(Raw records)

▼

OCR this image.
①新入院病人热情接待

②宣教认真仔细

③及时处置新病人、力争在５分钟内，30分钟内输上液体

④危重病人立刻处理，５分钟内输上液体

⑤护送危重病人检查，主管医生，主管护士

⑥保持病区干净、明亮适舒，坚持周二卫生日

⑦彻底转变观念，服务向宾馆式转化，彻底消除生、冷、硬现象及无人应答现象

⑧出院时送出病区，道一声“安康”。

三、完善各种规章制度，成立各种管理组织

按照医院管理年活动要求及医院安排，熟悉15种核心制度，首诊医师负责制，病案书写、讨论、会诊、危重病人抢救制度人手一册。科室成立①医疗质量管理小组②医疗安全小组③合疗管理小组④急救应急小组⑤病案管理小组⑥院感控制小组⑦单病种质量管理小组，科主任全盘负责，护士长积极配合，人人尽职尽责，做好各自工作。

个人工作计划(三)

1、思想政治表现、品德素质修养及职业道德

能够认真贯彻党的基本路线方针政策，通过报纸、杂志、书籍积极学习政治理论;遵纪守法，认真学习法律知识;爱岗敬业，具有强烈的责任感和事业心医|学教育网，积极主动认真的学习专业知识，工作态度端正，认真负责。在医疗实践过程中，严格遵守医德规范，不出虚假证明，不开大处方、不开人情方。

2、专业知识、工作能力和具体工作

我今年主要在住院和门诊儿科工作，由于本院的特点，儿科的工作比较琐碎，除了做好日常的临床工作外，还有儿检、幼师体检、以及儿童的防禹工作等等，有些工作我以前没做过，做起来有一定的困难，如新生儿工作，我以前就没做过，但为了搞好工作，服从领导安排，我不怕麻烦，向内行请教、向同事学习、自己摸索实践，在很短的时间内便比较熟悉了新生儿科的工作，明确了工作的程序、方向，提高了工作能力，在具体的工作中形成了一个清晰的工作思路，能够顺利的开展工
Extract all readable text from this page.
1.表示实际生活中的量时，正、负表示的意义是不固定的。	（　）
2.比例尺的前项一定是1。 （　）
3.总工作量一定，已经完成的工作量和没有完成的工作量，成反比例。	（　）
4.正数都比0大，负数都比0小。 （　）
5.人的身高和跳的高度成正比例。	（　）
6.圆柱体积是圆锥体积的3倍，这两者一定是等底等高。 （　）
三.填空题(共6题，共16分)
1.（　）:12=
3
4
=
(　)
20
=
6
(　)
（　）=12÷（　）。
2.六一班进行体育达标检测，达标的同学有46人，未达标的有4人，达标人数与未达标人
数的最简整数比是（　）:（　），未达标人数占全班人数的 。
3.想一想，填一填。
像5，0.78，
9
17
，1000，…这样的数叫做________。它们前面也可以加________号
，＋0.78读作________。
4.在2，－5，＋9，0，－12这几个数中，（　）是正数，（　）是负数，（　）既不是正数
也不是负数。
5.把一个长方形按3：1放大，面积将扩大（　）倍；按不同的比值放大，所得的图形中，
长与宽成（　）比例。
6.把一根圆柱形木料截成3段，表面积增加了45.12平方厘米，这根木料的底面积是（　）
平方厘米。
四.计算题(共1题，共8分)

▲

> **Prompt**: Write out all of the records once more, exactly.

> **Written solution**:
OCR this image.
①新入院病人热情接待

②宣教认真仔细

③及时处置新病人、力争在５分钟内，30分钟内输上液体

④危重病人立刻处理，５分钟内输上液体

⑤护送危重病人检查，主管医生，主管护士

⑥保持病区干净、明亮适舒，坚持周二卫生日

⑦彻底转变观念，服务向宾馆式转化，彻底消除生、冷、硬现象及无人应答现象

⑧出院时送出病区，道一声“安康”。

三、完善各种规章制度，成立各种管理组织

按照医院管理年活动要求及医院安排，熟悉15种核心制度，首诊医师负责制，病案书写、讨论、会诊、危重病人抢救制度人手一册。科室成立①医疗质量管理小组②医疗安全小组③合疗管理小组④急救应急小组⑤病案管理小组⑥院感控制小组⑦单病种质量管理小组，科主任全盘负责，护士长积极配合，人人尽职尽责，做好各自工作。

个人工作计划(三)

1、思想政治表现、品德素质修养及职业道德

能够认真贯彻党的基本路线方针政策，通过报纸、杂志、书籍积极学习政治理论;遵纪守法，认真学习法律知识;爱岗敬业，具有强烈的责任感和事业心医|学教育网，积极主动认真的学习专业知识，工作态度端正，认真负责。在医疗实践过程中，严格遵守医德规范，不出虚假证明，不开大处方、不开人情方。

2、专业知识、工作能力和具体工作

我今年主要在住院和门诊儿科工作，由于本院的特点，儿科的工作比较琐碎，除了做好日常的临床工作外，还有儿检、幼师体检、以及儿童的防禹工作等等，有些工作我以前没做过，做起来有一定的困难，如新生儿工作，我以前就没做过，但为了搞好工作，服从领导安排，我不怕麻烦，向内行请教、向同事学习、自己摸索实践，在很短的时间内便比较熟悉了新生儿科的工作，明确了工作的程序、方向，提高了工作能力，在具体的工作中形成了一个清晰的工作思路，能够顺利的开展工
Extract all readable text from this page.
1.表示实际生活中的量时，正、负表示的意义是不固定的。	（　）
2.比例尺的前项一定是1。 （　）
3.总工作量一定，已经完成的工作量和没有完成的工作量，成反比例。	（　）
4.正数都比0大，负数都比0小。 （　）
5.人的身高和跳的高度成正比例。	（　）
6.圆柱体积是圆锥体积的3倍，这两者一定是等底等高。 （　）
三.填空题(共6题，共16分)
1.（　）:12=
3
4
=
(　)
20
=
6
(　)
（　）=12÷（　）。
2.六一班进行体育达标检测，达标的同学有46人，未达标的有4人，达标人数与未达标人
数的最简整数比是（　）:（　），未达标人数占全班人数的 。
3.想一想，填一填。
像5，0.78，
9
17
，1000，…这样的数叫做________。它们前面也可以加________号
，＋0.78读作________。
4.在2，－5，＋9，0，－12这几个数中，（　）是正数，（　）是负数，（　）既不是正数
也不是负数。
5.把一个长方形按3：1放大，面积将扩大（　）倍；按不同的比值放大，所得的图形中，
长与宽成（　）比例。
6.把一根圆柱形木料截成3段，表面积增加了45.12平方厘米，这根木料的底面积是（　）
平方厘米。
四.计算题(共1题，共8分)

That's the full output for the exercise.